[What is needed]
Every line of the material below must be repeated exactly.

Rows from a figure dataset
------------------------------------------------

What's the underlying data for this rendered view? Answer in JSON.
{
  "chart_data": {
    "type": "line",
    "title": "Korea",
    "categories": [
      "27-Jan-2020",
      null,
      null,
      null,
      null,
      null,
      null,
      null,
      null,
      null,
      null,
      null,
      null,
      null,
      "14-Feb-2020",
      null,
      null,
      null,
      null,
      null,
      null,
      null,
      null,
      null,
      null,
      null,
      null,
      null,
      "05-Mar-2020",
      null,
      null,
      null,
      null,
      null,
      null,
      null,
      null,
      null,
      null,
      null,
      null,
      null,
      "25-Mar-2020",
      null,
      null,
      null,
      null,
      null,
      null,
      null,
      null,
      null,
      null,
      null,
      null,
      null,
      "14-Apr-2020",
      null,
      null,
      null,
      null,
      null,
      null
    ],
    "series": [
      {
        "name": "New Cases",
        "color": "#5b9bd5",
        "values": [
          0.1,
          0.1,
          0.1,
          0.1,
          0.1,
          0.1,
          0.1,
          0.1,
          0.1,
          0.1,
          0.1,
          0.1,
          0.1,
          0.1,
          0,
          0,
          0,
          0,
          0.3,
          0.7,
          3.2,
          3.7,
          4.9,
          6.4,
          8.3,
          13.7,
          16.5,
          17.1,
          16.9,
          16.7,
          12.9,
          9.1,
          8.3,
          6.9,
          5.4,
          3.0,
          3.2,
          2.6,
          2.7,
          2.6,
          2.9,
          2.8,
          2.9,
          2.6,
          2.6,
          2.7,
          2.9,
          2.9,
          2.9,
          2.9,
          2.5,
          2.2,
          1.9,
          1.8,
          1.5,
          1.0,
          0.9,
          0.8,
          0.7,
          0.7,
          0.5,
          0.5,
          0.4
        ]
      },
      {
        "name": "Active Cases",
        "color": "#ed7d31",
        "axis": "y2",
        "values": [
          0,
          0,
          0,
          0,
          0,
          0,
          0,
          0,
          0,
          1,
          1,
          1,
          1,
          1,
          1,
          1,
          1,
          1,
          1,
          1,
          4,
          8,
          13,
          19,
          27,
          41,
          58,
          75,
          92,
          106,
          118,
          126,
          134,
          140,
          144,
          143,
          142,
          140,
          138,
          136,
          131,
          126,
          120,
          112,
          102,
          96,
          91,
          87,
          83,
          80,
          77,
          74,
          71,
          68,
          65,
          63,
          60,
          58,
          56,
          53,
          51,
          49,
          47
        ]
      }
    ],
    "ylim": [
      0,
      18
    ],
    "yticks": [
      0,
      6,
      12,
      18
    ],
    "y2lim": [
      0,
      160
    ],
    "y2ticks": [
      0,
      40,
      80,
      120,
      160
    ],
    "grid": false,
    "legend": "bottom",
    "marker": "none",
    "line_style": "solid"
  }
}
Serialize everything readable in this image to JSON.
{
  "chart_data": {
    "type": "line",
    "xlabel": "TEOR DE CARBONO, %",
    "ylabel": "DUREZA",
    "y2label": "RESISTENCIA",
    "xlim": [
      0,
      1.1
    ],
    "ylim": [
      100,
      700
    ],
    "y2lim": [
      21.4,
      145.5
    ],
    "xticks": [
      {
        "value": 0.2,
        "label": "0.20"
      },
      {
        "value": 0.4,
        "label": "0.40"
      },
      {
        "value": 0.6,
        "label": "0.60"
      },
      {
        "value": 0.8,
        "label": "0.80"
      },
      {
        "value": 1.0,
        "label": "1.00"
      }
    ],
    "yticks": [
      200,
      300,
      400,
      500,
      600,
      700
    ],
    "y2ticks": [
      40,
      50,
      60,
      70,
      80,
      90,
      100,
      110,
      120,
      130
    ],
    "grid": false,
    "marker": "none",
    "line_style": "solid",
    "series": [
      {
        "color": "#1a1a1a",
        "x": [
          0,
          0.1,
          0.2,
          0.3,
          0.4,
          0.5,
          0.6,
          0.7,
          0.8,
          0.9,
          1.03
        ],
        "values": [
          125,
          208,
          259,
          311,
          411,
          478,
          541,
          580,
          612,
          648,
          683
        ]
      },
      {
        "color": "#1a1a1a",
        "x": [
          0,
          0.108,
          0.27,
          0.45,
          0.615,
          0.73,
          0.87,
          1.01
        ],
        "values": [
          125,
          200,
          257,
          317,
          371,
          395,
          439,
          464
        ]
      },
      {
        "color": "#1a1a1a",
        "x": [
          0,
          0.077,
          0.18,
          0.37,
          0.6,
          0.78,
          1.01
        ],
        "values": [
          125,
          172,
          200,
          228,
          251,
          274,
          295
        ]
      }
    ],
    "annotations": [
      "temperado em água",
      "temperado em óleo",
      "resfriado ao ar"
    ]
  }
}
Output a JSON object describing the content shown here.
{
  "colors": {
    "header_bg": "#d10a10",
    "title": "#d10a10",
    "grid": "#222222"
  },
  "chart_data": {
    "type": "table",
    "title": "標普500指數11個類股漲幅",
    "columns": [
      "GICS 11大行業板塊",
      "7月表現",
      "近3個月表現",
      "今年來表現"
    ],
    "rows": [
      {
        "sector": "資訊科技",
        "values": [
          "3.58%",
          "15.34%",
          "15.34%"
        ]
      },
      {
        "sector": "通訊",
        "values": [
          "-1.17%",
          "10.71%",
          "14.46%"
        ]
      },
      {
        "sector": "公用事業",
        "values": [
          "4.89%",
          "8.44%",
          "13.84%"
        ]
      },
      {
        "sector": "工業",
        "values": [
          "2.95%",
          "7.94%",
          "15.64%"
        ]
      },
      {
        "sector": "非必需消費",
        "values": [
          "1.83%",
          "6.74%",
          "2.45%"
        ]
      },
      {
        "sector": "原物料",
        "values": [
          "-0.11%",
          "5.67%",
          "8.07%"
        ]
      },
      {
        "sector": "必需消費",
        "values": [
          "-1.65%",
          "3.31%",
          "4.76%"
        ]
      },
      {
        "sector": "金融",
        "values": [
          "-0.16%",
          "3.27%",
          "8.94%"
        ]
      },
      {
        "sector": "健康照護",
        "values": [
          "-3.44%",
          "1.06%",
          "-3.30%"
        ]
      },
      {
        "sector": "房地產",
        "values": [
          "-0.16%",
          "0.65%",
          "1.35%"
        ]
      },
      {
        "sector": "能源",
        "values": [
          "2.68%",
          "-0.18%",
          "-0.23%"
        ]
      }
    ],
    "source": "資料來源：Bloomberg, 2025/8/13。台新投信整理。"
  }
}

------------------------------------------------

[The completed task]
What's the underlying data for this rendered view? Answer in JSON.
{
  "chart_data": {
    "type": "line",
    "title": "Korea",
    "categories": [
      "27-Jan-2020",
      null,
      null,
      null,
      null,
      null,
      null,
      null,
      null,
      null,
      null,
      null,
      null,
      null,
      "14-Feb-2020",
      null,
      null,
      null,
      null,
      null,
      null,
      null,
      null,
      null,
      null,
      null,
      null,
      null,
      "05-Mar-2020",
      null,
      null,
      null,
      null,
      null,
      null,
      null,
      null,
      null,
      null,
      null,
      null,
      null,
      "25-Mar-2020",
      null,
      null,
      null,
      null,
      null,
      null,
      null,
      null,
      null,
      null,
      null,
      null,
      null,
      "14-Apr-2020",
      null,
      null,
      null,
      null,
      null,
      null
    ],
    "series": [
      {
        "name": "New Cases",
        "color": "#5b9bd5",
        "values": [
          0.1,
          0.1,
          0.1,
          0.1,
          0.1,
          0.1,
          0.1,
          0.1,
          0.1,
          0.1,
          0.1,
          0.1,
          0.1,
          0.1,
          0,
          0,
          0,
          0,
          0.3,
          0.7,
          3.2,
          3.7,
          4.9,
          6.4,
          8.3,
          13.7,
          16.5,
          17.1,
          16.9,
          16.7,
          12.9,
          9.1,
          8.3,
          6.9,
          5.4,
          3.0,
          3.2,
          2.6,
          2.7,
          2.6,
          2.9,
          2.8,
          2.9,
          2.6,
          2.6,
          2.7,
          2.9,
          2.9,
          2.9,
          2.9,
          2.5,
          2.2,
          1.9,
          1.8,
          1.5,
          1.0,
          0.9,
          0.8,
          0.7,
          0.7,
          0.5,
          0.5,
          0.4
        ]
      },
      {
        "name": "Active Cases",
        "color": "#ed7d31",
        "axis": "y2",
        "values": [
          0,
          0,
          0,
          0,
          0,
          0,
          0,
          0,
          0,
          1,
          1,
          1,
          1,
          1,
          1,
          1,
          1,
          1,
          1,
          1,
          4,
          8,
          13,
          19,
          27,
          41,
          58,
          75,
          92,
          106,
          118,
          126,
          134,
          140,
          144,
          143,
          142,
          140,
          138,
          136,
          131,
          126,
          120,
          112,
          102,
          96,
          91,
          87,
          83,
          80,
          77,
          74,
          71,
          68,
          65,
          63,
          60,
          58,
          56,
          53,
          51,
          49,
          47
        ]
      }
    ],
    "ylim": [
      0,
      18
    ],
    "yticks": [
      0,
      6,
      12,
      18
    ],
    "y2lim": [
      0,
      160
    ],
    "y2ticks": [
      0,
      40,
      80,
      120,
      160
    ],
    "grid": false,
    "legend": "bottom",
    "marker": "none",
    "line_style": "solid"
  }
}
Serialize everything readable in this image to JSON.
{
  "chart_data": {
    "type": "line",
    "xlabel": "TEOR DE CARBONO, %",
    "ylabel": "DUREZA",
    "y2label": "RESISTENCIA",
    "xlim": [
      0,
      1.1
    ],
    "ylim": [
      100,
      700
    ],
    "y2lim": [
      21.4,
      145.5
    ],
    "xticks": [
      {
        "value": 0.2,
        "label": "0.20"
      },
      {
        "value": 0.4,
        "label": "0.40"
      },
      {
        "value": 0.6,
        "label": "0.60"
      },
      {
        "value": 0.8,
        "label": "0.80"
      },
      {
        "value": 1.0,
        "label": "1.00"
      }
    ],
    "yticks": [
      200,
      300,
      400,
      500,
      600,
      700
    ],
    "y2ticks": [
      40,
      50,
      60,
      70,
      80,
      90,
      100,
      110,
      120,
      130
    ],
    "grid": false,
    "marker": "none",
    "line_style": "solid",
    "series": [
      {
        "color": "#1a1a1a",
        "x": [
          0,
          0.1,
          0.2,
          0.3,
          0.4,
          0.5,
          0.6,
          0.7,
          0.8,
          0.9,
          1.03
        ],
        "values": [
          125,
          208,
          259,
          311,
          411,
          478,
          541,
          580,
          612,
          648,
          683
        ]
      },
      {
        "color": "#1a1a1a",
        "x": [
          0,
          0.108,
          0.27,
          0.45,
          0.615,
          0.73,
          0.87,
          1.01
        ],
        "values": [
          125,
          200,
          257,
          317,
          371,
          395,
          439,
          464
        ]
      },
      {
        "color": "#1a1a1a",
        "x": [
          0,
          0.077,
          0.18,
          0.37,
          0.6,
          0.78,
          1.01
        ],
        "values": [
          125,
          172,
          200,
          228,
          251,
          274,
          295
        ]
      }
    ],
    "annotations": [
      "temperado em água",
      "temperado em óleo",
      "resfriado ao ar"
    ]
  }
}
Output a JSON object describing the content shown here.
{
  "colors": {
    "header_bg": "#d10a10",
    "title": "#d10a10",
    "grid": "#222222"
  },
  "chart_data": {
    "type": "table",
    "title": "標普500指數11個類股漲幅",
    "columns": [
      "GICS 11大行業板塊",
      "7月表現",
      "近3個月表現",
      "今年來表現"
    ],
    "rows": [
      {
        "sector": "資訊科技",
        "values": [
          "3.58%",
          "15.34%",
          "15.34%"
        ]
      },
      {
        "sector": "通訊",
        "values": [
          "-1.17%",
          "10.71%",
          "14.46%"
        ]
      },
      {
        "sector": "公用事業",
        "values": [
          "4.89%",
          "8.44%",
          "13.84%"
        ]
      },
      {
        "sector": "工業",
        "values": [
          "2.95%",
          "7.94%",
          "15.64%"
        ]
      },
      {
        "sector": "非必需消費",
        "values": [
          "1.83%",
          "6.74%",
          "2.45%"
        ]
      },
      {
        "sector": "原物料",
        "values": [
          "-0.11%",
          "5.67%",
          "8.07%"
        ]
      },
      {
        "sector": "必需消費",
        "values": [
          "-1.65%",
          "3.31%",
          "4.76%"
        ]
      },
      {
        "sector": "金融",
        "values": [
          "-0.16%",
          "3.27%",
          "8.94%"
        ]
      },
      {
        "sector": "健康照護",
        "values": [
          "-3.44%",
          "1.06%",
          "-3.30%"
        ]
      },
      {
        "sector": "房地產",
        "values": [
          "-0.16%",
          "0.65%",
          "1.35%"
        ]
      },
      {
        "sector": "能源",
        "values": [
          "2.68%",
          "-0.18%",
          "-0.23%"
        ]
      }
    ],
    "source": "資料來源：Bloomberg, 2025/8/13。台新投信整理。"
  }
}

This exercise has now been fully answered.